** START DATA SHOWN **

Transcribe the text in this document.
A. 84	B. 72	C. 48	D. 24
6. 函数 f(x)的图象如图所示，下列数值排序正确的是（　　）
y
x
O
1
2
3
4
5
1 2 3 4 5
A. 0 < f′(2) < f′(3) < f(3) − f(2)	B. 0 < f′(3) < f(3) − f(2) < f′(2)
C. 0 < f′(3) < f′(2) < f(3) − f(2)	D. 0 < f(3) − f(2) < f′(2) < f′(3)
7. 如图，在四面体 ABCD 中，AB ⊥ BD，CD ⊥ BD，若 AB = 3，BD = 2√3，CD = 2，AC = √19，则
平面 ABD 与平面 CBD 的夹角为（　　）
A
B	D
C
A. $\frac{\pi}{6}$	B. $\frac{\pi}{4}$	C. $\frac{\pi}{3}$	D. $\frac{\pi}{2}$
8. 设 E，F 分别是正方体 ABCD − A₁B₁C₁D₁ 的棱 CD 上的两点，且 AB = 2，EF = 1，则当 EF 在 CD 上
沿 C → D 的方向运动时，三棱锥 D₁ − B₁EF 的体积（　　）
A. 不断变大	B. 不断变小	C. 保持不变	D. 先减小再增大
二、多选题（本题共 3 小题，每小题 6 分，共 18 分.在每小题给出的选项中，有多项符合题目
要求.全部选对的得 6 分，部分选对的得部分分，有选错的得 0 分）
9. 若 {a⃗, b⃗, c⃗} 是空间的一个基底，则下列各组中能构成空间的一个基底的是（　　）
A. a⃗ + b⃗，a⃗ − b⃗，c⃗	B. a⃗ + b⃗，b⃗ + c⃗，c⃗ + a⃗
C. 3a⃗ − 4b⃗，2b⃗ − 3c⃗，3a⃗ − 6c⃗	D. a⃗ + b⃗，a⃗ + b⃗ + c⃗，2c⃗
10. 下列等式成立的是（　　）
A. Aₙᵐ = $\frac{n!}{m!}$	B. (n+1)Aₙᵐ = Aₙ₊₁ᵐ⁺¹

** END DATA SHOWN **

» **WHAT IS BEING ASKED**:
Output the entries verbatim.

» **FULL OUTPUT**:
Transcribe the text in this document.
A. 84	B. 72	C. 48	D. 24
6. 函数 f(x)的图象如图所示，下列数值排序正确的是（　　）
y
x
O
1
2
3
4
5
1 2 3 4 5
A. 0 < f′(2) < f′(3) < f(3) − f(2)	B. 0 < f′(3) < f(3) − f(2) < f′(2)
C. 0 < f′(3) < f′(2) < f(3) − f(2)	D. 0 < f(3) − f(2) < f′(2) < f′(3)
7. 如图，在四面体 ABCD 中，AB ⊥ BD，CD ⊥ BD，若 AB = 3，BD = 2√3，CD = 2，AC = √19，则
平面 ABD 与平面 CBD 的夹角为（　　）
A
B	D
C
A. $\frac{\pi}{6}$	B. $\frac{\pi}{4}$	C. $\frac{\pi}{3}$	D. $\frac{\pi}{2}$
8. 设 E，F 分别是正方体 ABCD − A₁B₁C₁D₁ 的棱 CD 上的两点，且 AB = 2，EF = 1，则当 EF 在 CD 上
沿 C → D 的方向运动时，三棱锥 D₁ − B₁EF 的体积（　　）
A. 不断变大	B. 不断变小	C. 保持不变	D. 先减小再增大
二、多选题（本题共 3 小题，每小题 6 分，共 18 分.在每小题给出的选项中，有多项符合题目
要求.全部选对的得 6 分，部分选对的得部分分，有选错的得 0 分）
9. 若 {a⃗, b⃗, c⃗} 是空间的一个基底，则下列各组中能构成空间的一个基底的是（　　）
A. a⃗ + b⃗，a⃗ − b⃗，c⃗	B. a⃗ + b⃗，b⃗ + c⃗，c⃗ + a⃗
C. 3a⃗ − 4b⃗，2b⃗ − 3c⃗，3a⃗ − 6c⃗	D. a⃗ + b⃗，a⃗ + b⃗ + c⃗，2c⃗
10. 下列等式成立的是（　　）
A. Aₙᵐ = $\frac{n!}{m!}$	B. (n+1)Aₙᵐ = Aₙ₊₁ᵐ⁺¹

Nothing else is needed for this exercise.